Given problem: Report the number of lines containing "date", with no other words.

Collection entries
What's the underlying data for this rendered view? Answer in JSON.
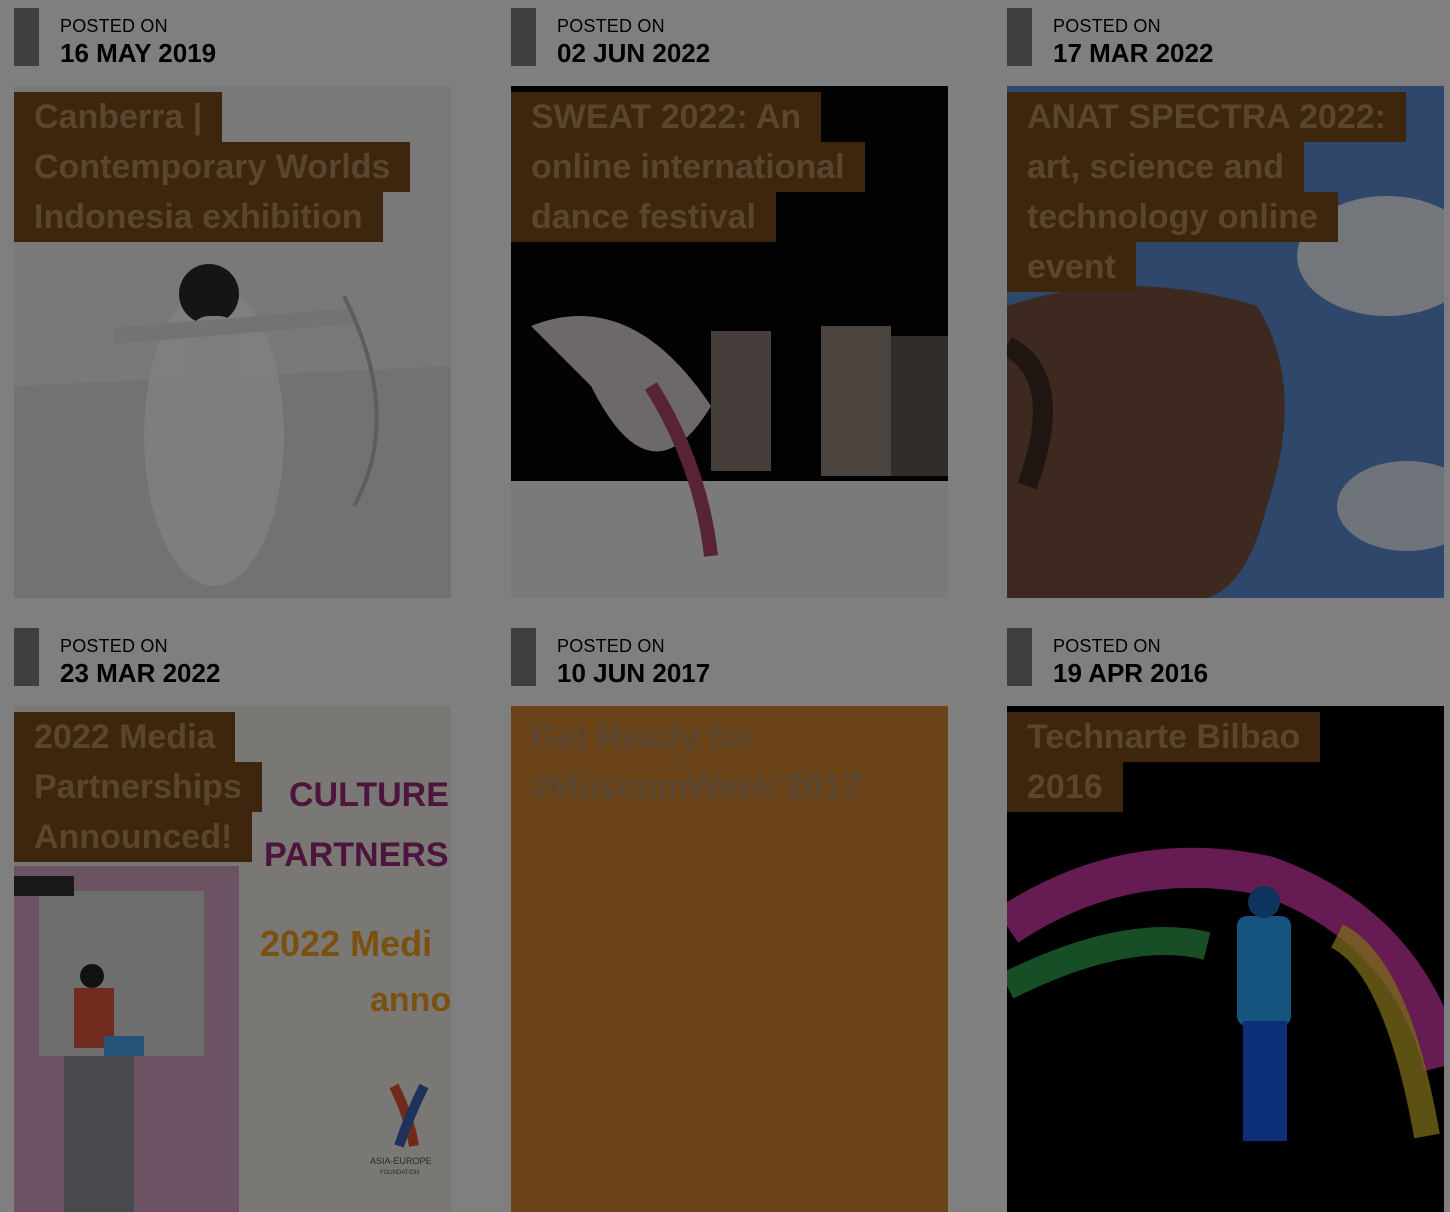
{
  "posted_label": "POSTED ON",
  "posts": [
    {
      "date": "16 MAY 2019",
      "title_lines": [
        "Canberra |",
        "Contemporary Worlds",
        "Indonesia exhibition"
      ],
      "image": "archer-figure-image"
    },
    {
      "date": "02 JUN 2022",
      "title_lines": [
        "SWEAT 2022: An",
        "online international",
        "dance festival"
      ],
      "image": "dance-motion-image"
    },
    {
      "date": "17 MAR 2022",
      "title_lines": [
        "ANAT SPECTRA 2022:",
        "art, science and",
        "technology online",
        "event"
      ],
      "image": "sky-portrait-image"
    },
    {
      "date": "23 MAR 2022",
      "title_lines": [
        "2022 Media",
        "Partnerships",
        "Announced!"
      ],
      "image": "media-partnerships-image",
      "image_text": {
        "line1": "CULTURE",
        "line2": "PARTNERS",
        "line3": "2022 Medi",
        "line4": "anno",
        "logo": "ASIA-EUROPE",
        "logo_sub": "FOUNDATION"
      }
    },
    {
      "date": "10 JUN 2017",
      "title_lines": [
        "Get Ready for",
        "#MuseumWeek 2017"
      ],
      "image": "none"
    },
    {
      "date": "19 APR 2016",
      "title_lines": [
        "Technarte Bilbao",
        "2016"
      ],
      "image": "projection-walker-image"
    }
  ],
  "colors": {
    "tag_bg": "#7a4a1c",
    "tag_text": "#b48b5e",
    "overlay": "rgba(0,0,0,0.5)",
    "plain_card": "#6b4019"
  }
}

Answer to the exercise: 6